▸ OBJECTIVE:
Locate all lines in the data below that hold "prefix" and show them.

═══ RECORD EXCERPTS

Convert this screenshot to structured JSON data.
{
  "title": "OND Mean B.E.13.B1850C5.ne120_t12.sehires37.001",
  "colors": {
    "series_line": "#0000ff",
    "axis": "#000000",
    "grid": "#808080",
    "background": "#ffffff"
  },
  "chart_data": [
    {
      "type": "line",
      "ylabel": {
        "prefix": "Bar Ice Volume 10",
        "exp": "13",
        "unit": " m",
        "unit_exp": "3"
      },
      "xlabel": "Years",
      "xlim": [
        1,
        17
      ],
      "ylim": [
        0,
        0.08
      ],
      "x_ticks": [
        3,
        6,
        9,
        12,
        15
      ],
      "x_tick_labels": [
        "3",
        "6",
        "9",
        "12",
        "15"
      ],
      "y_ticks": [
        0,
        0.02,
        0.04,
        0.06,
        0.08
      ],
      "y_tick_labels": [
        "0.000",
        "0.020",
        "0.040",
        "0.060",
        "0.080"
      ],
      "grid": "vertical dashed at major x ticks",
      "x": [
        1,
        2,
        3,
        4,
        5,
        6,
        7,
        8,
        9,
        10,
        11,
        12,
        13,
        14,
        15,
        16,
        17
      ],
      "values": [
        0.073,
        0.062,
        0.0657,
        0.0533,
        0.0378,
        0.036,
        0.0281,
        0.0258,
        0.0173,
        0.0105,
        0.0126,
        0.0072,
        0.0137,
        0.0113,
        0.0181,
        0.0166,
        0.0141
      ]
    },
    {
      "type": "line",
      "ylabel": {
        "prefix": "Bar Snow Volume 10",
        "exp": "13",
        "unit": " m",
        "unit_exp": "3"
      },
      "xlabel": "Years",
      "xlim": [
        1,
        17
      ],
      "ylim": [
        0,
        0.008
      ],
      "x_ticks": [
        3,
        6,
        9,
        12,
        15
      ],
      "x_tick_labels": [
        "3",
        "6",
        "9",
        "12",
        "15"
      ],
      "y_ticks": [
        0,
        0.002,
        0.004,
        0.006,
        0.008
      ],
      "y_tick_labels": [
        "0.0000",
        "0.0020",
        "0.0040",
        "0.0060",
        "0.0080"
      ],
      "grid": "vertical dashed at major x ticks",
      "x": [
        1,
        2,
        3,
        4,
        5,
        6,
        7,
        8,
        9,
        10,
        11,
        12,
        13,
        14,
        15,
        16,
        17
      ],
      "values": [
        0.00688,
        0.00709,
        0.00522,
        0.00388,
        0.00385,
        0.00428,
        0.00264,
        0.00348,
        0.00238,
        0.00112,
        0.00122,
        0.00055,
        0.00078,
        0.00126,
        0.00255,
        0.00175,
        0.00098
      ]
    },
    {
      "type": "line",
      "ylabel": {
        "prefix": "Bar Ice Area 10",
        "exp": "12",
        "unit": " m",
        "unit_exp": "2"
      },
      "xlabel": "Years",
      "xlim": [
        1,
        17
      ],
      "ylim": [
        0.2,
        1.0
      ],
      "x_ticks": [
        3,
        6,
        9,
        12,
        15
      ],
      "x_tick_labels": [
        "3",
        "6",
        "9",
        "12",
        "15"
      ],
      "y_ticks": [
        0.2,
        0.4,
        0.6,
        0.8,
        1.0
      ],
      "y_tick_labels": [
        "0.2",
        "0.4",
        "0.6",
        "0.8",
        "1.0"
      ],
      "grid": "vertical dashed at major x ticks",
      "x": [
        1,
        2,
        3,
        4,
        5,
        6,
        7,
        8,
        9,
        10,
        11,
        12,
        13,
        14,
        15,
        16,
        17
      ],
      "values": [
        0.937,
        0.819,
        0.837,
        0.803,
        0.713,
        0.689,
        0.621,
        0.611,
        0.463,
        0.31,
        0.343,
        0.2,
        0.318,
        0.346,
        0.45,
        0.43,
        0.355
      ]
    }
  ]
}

══════

▸ RESULT OF THIS TASK:
        "prefix": "Bar Ice Volume 10",
        "prefix": "Bar Snow Volume 10",
        "prefix": "Bar Ice Area 10",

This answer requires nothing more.